───── RECORDED INFORMATION ─────

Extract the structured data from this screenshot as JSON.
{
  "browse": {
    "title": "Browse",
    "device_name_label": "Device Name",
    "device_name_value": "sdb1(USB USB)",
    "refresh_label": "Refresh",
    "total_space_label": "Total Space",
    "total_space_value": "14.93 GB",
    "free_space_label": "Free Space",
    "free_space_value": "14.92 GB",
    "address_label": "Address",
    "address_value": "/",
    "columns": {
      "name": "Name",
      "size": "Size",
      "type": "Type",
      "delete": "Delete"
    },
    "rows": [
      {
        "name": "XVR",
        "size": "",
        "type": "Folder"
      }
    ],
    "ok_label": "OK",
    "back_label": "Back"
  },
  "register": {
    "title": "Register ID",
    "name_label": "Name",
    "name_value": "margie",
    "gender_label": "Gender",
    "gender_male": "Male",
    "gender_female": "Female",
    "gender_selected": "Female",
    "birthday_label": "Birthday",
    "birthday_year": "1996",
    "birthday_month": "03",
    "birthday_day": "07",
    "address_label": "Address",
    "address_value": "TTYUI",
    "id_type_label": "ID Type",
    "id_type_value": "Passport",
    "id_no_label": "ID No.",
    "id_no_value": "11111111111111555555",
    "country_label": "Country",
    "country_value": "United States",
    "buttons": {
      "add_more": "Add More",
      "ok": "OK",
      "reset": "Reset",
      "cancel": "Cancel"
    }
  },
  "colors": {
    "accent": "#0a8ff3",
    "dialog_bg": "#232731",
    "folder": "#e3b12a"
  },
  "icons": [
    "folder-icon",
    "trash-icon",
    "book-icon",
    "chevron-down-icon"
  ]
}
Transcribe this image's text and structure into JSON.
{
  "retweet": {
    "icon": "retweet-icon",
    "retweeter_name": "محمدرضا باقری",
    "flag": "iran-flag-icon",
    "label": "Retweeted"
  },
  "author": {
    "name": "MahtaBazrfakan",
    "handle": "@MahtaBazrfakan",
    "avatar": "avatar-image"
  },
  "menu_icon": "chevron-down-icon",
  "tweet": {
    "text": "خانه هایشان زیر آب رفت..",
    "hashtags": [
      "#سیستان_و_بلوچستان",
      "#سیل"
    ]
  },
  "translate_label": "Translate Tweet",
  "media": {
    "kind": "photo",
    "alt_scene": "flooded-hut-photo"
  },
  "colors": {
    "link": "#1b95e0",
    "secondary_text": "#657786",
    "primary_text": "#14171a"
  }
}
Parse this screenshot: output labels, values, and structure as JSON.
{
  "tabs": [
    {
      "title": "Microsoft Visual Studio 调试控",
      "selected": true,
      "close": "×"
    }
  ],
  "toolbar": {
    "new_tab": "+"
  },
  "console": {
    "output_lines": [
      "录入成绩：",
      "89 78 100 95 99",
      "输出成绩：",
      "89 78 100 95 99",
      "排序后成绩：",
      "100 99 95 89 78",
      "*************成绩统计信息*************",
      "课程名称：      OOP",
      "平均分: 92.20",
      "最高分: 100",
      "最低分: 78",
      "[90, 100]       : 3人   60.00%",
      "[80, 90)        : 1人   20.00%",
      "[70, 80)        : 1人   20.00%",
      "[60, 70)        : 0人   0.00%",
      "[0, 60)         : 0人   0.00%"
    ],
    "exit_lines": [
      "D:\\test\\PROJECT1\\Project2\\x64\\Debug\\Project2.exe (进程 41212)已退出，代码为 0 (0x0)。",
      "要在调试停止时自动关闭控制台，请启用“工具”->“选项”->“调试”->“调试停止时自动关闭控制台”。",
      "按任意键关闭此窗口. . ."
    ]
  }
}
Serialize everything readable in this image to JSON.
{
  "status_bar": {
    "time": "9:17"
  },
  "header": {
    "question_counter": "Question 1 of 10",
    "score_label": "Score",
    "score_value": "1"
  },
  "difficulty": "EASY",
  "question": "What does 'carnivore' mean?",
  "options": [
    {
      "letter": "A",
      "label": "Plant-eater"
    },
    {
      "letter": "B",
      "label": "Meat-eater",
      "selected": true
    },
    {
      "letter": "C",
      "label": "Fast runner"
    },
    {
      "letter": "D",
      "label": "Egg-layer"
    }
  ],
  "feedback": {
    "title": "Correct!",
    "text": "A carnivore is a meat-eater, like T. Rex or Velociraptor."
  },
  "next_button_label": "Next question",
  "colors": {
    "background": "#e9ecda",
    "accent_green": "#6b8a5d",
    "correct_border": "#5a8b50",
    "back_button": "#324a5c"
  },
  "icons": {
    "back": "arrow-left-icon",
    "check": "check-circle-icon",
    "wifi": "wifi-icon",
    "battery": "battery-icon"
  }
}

─────

REQUIRED TASK> Filter out all lines lacking the word "image" and copy the rest.

RESULT OF THIS EXERCISE>
Transcribe this image's text and structure into JSON.
    "avatar": "avatar-image"
Serialize everything readable in this image to JSON.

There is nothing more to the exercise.